From batch releases to feature releases: rethinking our CI/CD strategy
A look at our planned shift from batch releases to feature-based CI/CD to improve delivery speed, reduce risk, and support continuous delivery.
At Checkmyfile , we're currently operating a Gitflow-styled CI/CD process, where changes are promoted through environments and new features are typically released at the end of our 3-week sprint cycle.
This has served us well as we transitioned from on-prem to cloud, introducing full CI/CD workflows just a few years ago. But as our confidence and processes have matured, we're starting to outgrow it.
We're now looking to reduce risk and increase our release cadence.
At its core, this change is simple:
We’re moving from promoting branches through environments to promoting individual features to production
This shift allows us to release work independently, rather than in batches.
Current model
Our current model can best be described as:
A Gitflow-style environment promotion model
We have 4 infrastructure environments, with corresponding branches in our repositories:
develop- a moving environment. Engineers branch from here and merge new features back into it. On PR completion, work is automatically deployed to thedevelopenvironment.qa- the QA team mergesdevelopintoQAand tests on this branch. Deployments are gated and require approval in our pipelines. The intention is to ensure the environment doesn’t move under QA’s feet.prelive- our staging environment, using live data but limited to internal users. It is also gated and used for testing live integrations and UAT (which is a topic for another post).main- the production branch. Naturally, this has stricter approvals and deployment controls.
To summarise:
- Work is merged into a shared branch -
develop - That branch is promoted through environments
- Releases (outside of bug fixes) are made as batches of changes
Problems with the current model
There are a number of challenges with this approach, but these are the most impactful:
Features block each other
Multiple features are bundled together. If one feature fails testing, it prevents other features from being promoted through the environments.
If we discover an issue later in the sprint - for example, a failure in prelive just before release - it can disrupt the entire release process and lead to last-minute scrambling.

◆ Provided information
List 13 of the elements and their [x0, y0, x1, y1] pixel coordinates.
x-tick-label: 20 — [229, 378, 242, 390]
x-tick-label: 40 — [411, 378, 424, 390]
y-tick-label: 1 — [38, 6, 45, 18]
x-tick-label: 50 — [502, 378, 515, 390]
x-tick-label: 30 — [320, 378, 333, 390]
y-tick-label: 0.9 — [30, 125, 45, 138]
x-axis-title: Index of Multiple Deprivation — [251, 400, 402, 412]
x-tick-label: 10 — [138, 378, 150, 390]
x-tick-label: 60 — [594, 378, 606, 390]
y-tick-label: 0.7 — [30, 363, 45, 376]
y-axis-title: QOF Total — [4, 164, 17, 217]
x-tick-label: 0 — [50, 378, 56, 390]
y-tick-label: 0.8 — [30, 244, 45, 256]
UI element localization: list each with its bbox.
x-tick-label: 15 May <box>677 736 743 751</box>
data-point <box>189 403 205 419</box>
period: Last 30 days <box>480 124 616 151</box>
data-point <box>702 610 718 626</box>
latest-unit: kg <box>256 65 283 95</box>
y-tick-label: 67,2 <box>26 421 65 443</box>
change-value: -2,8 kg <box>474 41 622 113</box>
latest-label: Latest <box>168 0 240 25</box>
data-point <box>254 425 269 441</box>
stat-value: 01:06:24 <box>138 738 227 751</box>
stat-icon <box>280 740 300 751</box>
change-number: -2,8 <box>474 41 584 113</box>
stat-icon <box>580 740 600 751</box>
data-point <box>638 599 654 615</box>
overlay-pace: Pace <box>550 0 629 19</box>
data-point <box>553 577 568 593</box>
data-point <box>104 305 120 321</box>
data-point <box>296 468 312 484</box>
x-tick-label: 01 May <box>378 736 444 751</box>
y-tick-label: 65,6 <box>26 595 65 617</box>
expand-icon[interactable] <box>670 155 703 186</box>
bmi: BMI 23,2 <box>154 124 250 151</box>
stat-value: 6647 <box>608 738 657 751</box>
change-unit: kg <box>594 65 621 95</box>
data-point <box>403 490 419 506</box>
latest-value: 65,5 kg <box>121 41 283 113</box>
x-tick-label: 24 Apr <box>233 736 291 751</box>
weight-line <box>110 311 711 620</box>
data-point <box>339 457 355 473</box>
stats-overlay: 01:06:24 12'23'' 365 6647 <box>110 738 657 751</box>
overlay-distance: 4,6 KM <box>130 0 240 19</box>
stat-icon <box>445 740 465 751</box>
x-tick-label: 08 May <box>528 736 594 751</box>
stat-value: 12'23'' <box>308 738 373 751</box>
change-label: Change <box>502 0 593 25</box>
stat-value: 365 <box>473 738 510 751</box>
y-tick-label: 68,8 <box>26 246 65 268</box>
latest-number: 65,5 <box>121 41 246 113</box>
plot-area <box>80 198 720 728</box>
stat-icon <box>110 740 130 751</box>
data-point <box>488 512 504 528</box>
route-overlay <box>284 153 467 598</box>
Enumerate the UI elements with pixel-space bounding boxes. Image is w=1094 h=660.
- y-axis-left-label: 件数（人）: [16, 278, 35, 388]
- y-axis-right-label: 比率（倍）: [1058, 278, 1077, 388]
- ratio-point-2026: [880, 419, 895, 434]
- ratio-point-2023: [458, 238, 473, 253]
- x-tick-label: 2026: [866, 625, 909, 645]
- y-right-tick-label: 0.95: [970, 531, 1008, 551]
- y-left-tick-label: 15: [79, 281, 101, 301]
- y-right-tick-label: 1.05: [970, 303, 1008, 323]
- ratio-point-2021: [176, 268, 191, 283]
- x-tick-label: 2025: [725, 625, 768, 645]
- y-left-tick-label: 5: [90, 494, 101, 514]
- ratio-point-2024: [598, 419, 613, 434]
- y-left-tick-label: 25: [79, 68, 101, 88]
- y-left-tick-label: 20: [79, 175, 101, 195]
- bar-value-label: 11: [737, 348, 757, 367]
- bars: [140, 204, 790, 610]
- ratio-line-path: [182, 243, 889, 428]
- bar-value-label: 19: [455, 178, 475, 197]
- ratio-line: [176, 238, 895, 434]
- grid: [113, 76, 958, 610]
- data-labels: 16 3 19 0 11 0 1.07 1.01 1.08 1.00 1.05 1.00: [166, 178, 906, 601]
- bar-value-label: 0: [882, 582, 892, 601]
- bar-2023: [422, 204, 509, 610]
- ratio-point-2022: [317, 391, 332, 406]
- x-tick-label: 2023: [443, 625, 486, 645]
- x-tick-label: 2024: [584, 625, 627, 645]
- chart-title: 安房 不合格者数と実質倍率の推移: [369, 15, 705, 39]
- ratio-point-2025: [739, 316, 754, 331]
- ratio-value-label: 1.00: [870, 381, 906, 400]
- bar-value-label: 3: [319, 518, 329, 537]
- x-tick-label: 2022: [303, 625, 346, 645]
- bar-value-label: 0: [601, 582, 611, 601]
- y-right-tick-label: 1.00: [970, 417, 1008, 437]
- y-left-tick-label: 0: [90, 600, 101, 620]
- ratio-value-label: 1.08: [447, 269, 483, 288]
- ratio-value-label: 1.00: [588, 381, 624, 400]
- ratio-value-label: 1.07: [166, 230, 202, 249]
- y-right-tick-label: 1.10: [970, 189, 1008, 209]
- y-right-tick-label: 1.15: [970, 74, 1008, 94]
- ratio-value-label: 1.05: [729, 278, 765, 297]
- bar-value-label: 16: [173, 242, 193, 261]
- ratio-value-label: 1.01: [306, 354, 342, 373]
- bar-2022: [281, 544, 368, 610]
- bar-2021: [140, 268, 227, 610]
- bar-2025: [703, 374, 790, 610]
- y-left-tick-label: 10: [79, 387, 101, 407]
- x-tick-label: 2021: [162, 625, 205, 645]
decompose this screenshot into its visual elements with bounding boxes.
* * *
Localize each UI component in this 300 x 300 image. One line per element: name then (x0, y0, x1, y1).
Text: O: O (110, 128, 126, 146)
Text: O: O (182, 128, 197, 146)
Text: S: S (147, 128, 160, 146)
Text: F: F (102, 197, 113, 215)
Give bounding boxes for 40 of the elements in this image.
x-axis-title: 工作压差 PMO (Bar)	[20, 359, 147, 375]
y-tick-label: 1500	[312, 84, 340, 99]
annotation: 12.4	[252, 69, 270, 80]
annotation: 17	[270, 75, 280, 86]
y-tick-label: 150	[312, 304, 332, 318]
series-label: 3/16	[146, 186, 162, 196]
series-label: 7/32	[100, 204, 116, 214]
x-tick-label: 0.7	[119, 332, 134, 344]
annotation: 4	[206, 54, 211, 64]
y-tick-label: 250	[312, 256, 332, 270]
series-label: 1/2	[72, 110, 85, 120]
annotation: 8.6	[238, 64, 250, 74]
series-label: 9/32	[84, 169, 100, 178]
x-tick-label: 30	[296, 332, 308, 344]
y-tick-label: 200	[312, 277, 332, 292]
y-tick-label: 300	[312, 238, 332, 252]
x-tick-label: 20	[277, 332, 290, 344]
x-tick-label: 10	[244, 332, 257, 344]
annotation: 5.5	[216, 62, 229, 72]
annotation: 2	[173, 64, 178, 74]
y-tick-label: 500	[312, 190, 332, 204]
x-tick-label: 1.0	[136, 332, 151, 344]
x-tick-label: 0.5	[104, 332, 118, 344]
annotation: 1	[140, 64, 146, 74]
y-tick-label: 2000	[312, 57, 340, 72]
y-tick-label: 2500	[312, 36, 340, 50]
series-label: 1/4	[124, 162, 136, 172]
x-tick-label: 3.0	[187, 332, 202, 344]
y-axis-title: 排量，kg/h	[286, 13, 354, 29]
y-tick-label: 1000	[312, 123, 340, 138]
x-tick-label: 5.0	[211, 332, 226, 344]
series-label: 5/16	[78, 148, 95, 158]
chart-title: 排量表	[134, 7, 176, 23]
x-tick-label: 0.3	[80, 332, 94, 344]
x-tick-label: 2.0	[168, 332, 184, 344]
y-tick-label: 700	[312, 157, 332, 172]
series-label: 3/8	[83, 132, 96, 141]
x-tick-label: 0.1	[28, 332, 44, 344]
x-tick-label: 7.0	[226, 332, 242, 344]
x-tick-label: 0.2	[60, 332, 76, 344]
---
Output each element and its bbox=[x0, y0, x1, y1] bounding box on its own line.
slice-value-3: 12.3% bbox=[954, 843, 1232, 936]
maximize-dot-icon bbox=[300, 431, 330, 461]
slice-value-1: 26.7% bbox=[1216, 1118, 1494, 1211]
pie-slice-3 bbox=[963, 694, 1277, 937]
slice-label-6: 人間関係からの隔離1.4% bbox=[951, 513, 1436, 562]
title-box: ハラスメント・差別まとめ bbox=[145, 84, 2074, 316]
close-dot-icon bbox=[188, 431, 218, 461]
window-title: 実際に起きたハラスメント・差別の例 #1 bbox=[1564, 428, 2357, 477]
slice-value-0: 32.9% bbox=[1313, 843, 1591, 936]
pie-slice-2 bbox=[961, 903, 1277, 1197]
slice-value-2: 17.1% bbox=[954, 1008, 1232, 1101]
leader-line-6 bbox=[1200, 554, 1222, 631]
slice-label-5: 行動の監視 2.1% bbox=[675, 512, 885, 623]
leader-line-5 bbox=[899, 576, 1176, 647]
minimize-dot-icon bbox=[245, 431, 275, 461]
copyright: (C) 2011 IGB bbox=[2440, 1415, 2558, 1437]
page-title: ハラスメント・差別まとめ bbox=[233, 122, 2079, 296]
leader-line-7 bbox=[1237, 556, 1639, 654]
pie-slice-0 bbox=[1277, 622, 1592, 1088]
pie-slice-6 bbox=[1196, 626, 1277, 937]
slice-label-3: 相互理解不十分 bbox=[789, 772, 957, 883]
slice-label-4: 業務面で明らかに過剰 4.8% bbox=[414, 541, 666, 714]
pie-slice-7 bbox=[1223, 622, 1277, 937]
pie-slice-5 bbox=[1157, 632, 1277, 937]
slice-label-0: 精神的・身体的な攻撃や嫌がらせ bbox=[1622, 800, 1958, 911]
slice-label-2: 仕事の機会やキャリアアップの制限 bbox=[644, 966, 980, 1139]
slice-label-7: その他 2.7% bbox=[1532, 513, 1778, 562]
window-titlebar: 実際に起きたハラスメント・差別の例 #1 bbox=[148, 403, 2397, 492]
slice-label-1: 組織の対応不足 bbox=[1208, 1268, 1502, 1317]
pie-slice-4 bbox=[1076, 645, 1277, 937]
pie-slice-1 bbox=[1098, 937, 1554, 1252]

◆ Task instructions
[1] Summarize the CI/CD strategy post in two sentences.
[2] In the CI/CD strategy post, rewrite the paragraph beginning "Multiple features are bundled together" in a single shorter sentence that keeps its main facts.
[3] Write a continuation of the CI/CD strategy post, picking up after its last sentence.

◆ Results by task
[1] Checkmyfile currently uses a Gitflow-style CI/CD process in which a shared branch is promoted through four environments and features are usually released in batches at the end of each three-week sprint. Aiming to reduce risk and release more often, the company plans to promote individual features to production instead, since under the current model one feature that fails testing can block the others bundled with it.

[2] Because features are bundled, one that fails testing stops the others from being promoted through the environments.

[3]
Ultimately, completed work cannot be released independently.
A typical scenario for us:
- Feature A passes QA
- Feature B fails QA
- Neither can be released without additional work or rollback
Large batch releases
Releasing many changes at once increases the risk of defects and makes it harder to isolate issues when something goes wrong.
Slow time to production
Features often sit waiting for release cycles. We can have work completed and tested within the first few days of a sprint, but it may still take weeks to reach customers.
This creates a significant gap between “completed” and “released”.
New model: Feature-Based Releases
With our new model, we’re introducing a key principle:
Promoting individual features to production
Instead of releasing everything in develop at the end of a sprint, we want the flexibility to release features as soon as they are tested and approved.
Our goals are:
- Release features as soon as they’re ready
- Reduce batch size and release risk
- Decouple features so they no longer block each other
For a direct comparison:
- Branch promotion → Feature promotion
- Fixed release cycle (3 weeks) → Release when ready
- Higher risk (more changes) → Lower risk (fewer changes)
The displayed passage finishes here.